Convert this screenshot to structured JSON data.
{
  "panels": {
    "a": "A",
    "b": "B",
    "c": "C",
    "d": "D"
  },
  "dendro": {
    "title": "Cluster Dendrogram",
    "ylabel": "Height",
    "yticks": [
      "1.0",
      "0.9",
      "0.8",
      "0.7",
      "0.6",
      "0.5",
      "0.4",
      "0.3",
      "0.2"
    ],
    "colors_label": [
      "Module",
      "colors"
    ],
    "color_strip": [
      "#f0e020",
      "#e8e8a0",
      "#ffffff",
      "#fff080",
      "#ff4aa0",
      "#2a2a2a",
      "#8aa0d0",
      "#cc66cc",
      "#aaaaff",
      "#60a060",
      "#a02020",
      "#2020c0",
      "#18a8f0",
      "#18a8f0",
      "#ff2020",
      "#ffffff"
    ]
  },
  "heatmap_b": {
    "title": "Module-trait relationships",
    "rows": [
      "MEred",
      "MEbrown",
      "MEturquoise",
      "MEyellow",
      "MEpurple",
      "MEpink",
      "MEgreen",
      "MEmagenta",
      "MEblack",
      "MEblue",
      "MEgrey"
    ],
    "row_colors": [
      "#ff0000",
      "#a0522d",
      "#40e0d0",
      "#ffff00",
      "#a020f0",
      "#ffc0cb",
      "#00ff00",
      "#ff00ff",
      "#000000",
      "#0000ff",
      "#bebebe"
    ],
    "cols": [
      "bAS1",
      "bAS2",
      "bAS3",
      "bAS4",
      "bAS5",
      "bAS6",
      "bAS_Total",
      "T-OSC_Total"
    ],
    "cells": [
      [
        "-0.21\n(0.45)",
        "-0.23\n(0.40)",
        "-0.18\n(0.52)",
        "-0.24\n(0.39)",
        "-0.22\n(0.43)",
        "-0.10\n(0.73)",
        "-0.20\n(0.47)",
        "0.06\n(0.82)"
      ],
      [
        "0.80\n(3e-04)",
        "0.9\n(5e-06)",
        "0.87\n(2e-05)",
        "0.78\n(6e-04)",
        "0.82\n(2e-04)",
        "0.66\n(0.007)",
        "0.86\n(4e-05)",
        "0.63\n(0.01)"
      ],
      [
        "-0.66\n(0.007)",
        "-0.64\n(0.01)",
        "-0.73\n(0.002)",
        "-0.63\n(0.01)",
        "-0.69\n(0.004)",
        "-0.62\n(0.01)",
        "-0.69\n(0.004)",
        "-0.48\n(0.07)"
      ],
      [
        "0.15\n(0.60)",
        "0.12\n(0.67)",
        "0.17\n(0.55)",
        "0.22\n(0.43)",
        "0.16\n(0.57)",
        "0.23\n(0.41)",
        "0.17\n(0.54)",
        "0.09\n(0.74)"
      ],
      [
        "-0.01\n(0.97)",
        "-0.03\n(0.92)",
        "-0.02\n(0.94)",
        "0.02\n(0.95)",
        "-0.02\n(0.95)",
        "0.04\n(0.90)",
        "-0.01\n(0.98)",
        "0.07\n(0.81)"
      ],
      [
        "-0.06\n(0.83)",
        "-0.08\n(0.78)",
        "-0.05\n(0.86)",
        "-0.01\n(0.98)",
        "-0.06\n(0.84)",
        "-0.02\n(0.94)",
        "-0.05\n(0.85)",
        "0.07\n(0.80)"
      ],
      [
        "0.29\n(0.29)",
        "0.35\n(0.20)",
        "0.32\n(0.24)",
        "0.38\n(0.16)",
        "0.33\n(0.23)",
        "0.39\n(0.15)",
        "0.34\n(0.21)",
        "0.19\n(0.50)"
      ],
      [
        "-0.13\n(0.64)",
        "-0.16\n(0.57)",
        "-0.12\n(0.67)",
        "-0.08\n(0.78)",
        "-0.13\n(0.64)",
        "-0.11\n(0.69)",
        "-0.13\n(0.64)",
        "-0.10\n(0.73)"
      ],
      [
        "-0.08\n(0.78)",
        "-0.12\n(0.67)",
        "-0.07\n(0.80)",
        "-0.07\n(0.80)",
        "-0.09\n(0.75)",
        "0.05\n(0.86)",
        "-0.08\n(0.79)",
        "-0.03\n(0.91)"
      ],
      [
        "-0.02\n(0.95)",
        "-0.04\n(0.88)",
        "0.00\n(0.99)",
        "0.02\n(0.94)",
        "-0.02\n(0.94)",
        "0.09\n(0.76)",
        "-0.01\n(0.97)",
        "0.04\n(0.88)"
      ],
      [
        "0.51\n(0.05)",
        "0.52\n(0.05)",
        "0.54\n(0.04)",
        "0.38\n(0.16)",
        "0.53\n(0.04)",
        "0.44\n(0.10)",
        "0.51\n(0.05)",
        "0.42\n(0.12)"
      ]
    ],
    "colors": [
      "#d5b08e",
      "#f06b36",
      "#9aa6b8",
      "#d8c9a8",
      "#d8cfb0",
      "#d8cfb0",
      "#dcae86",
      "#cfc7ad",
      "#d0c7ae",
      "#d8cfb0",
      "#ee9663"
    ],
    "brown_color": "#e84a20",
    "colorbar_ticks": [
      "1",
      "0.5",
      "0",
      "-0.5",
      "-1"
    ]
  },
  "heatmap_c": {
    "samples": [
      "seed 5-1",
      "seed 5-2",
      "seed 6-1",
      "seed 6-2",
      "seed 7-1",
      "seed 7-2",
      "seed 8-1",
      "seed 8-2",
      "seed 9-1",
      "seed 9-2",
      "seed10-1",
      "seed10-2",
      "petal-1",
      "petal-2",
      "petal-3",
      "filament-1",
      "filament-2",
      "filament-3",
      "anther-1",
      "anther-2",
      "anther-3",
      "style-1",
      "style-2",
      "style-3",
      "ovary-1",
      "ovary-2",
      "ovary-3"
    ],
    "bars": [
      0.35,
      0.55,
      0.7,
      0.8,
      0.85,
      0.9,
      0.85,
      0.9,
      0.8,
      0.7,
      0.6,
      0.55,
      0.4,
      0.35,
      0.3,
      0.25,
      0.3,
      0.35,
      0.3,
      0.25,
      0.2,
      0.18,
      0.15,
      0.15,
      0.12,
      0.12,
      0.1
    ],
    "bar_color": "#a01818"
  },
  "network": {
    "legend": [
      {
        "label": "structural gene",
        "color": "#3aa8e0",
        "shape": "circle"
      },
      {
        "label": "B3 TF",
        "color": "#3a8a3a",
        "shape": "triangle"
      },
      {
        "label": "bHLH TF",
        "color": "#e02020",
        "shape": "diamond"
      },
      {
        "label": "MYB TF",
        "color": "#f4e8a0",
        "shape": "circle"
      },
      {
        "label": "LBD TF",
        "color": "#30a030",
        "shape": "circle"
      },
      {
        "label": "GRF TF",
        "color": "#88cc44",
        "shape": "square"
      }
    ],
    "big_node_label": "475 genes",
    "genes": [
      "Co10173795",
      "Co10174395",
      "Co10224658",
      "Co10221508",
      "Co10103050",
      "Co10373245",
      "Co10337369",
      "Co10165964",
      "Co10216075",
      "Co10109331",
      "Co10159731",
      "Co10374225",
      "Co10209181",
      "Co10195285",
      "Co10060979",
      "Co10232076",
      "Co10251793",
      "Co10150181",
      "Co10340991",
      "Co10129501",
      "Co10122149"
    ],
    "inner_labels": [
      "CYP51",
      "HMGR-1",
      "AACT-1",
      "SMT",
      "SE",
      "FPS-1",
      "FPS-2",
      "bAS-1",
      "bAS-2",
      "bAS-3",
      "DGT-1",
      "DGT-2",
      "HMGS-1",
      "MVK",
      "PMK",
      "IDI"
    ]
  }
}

__Your assignment__
Scan the records above and show every line in which the word "title" occurs.

__Expected output__
    "title": "Cluster Dendrogram",
    "title": "Module-trait relationships",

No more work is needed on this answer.